---------- Dataset records ----------

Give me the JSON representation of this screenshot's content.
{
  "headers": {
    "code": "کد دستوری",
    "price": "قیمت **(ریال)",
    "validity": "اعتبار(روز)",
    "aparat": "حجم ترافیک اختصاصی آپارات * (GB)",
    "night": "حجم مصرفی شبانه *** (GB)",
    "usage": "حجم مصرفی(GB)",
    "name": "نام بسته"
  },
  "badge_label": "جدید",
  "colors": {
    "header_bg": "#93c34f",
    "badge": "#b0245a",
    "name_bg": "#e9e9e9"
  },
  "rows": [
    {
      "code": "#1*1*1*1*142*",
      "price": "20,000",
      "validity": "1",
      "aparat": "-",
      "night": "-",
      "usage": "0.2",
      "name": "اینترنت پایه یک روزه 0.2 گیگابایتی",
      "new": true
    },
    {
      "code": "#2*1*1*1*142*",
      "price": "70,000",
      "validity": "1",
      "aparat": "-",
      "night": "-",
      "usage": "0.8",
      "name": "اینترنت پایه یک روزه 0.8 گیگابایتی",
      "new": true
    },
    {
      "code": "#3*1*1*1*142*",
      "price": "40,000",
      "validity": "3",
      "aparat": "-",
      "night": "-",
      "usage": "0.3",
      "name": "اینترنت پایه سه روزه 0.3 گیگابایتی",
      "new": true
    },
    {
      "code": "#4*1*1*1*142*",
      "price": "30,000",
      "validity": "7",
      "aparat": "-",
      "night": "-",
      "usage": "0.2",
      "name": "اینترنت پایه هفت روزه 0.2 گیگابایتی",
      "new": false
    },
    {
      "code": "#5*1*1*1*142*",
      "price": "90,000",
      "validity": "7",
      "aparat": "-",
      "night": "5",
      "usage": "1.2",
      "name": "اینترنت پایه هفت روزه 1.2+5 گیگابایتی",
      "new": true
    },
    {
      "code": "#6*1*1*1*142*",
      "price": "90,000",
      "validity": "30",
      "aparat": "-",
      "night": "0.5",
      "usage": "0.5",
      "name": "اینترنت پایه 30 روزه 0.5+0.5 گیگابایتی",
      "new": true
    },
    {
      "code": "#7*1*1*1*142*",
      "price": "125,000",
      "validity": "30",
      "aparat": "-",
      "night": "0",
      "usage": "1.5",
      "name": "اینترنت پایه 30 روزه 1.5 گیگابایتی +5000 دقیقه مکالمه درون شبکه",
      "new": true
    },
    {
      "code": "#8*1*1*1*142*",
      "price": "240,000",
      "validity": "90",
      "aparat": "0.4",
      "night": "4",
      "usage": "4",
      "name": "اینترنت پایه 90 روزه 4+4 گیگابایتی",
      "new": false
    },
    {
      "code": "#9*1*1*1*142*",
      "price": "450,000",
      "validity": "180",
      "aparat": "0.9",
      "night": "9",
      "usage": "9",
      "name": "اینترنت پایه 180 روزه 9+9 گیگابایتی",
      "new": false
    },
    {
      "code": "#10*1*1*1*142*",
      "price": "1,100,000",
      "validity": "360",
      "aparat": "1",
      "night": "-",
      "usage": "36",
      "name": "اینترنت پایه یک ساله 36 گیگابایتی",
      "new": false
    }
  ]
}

----------

Exercise requirements: Determine how many of the lines above hold the word "روزه", and output that number by itself.

Task answer: 9